What is expected: Copy out each line of the material below with no changes.

Record extracts:

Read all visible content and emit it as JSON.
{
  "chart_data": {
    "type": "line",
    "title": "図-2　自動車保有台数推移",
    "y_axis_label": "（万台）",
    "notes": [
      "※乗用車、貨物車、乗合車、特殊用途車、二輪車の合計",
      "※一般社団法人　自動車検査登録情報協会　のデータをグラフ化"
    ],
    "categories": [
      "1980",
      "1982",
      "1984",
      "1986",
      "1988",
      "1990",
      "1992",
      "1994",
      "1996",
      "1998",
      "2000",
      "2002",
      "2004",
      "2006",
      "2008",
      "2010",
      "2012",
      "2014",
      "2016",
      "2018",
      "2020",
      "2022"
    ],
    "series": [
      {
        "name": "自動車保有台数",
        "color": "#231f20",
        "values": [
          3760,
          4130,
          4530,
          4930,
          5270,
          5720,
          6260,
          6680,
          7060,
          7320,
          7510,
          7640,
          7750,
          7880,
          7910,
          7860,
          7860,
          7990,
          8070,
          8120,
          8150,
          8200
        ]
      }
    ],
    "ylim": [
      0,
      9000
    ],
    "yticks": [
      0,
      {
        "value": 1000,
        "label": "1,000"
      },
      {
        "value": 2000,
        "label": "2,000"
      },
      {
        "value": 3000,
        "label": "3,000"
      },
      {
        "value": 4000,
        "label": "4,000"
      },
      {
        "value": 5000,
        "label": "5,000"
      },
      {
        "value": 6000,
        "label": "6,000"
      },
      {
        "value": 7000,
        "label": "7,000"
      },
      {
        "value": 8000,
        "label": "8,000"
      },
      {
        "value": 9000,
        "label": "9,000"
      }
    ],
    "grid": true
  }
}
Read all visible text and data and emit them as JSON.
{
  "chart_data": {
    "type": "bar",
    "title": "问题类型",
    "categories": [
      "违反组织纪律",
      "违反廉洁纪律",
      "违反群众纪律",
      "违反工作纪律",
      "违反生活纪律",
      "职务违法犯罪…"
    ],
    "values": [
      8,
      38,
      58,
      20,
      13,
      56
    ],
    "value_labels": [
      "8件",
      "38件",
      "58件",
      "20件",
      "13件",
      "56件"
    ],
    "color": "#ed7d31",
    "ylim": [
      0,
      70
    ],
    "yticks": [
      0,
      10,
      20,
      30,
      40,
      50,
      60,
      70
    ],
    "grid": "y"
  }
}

Task result:
Read all visible content and emit it as JSON.
{
  "chart_data": {
    "type": "line",
    "title": "図-2　自動車保有台数推移",
    "y_axis_label": "（万台）",
    "notes": [
      "※乗用車、貨物車、乗合車、特殊用途車、二輪車の合計",
      "※一般社団法人　自動車検査登録情報協会　のデータをグラフ化"
    ],
    "categories": [
      "1980",
      "1982",
      "1984",
      "1986",
      "1988",
      "1990",
      "1992",
      "1994",
      "1996",
      "1998",
      "2000",
      "2002",
      "2004",
      "2006",
      "2008",
      "2010",
      "2012",
      "2014",
      "2016",
      "2018",
      "2020",
      "2022"
    ],
    "series": [
      {
        "name": "自動車保有台数",
        "color": "#231f20",
        "values": [
          3760,
          4130,
          4530,
          4930,
          5270,
          5720,
          6260,
          6680,
          7060,
          7320,
          7510,
          7640,
          7750,
          7880,
          7910,
          7860,
          7860,
          7990,
          8070,
          8120,
          8150,
          8200
        ]
      }
    ],
    "ylim": [
      0,
      9000
    ],
    "yticks": [
      0,
      {
        "value": 1000,
        "label": "1,000"
      },
      {
        "value": 2000,
        "label": "2,000"
      },
      {
        "value": 3000,
        "label": "3,000"
      },
      {
        "value": 4000,
        "label": "4,000"
      },
      {
        "value": 5000,
        "label": "5,000"
      },
      {
        "value": 6000,
        "label": "6,000"
      },
      {
        "value": 7000,
        "label": "7,000"
      },
      {
        "value": 8000,
        "label": "8,000"
      },
      {
        "value": 9000,
        "label": "9,000"
      }
    ],
    "grid": true
  }
}
Read all visible text and data and emit them as JSON.
{
  "chart_data": {
    "type": "bar",
    "title": "问题类型",
    "categories": [
      "违反组织纪律",
      "违反廉洁纪律",
      "违反群众纪律",
      "违反工作纪律",
      "违反生活纪律",
      "职务违法犯罪…"
    ],
    "values": [
      8,
      38,
      58,
      20,
      13,
      56
    ],
    "value_labels": [
      "8件",
      "38件",
      "58件",
      "20件",
      "13件",
      "56件"
    ],
    "color": "#ed7d31",
    "ylim": [
      0,
      70
    ],
    "yticks": [
      0,
      10,
      20,
      30,
      40,
      50,
      60,
      70
    ],
    "grid": "y"
  }
}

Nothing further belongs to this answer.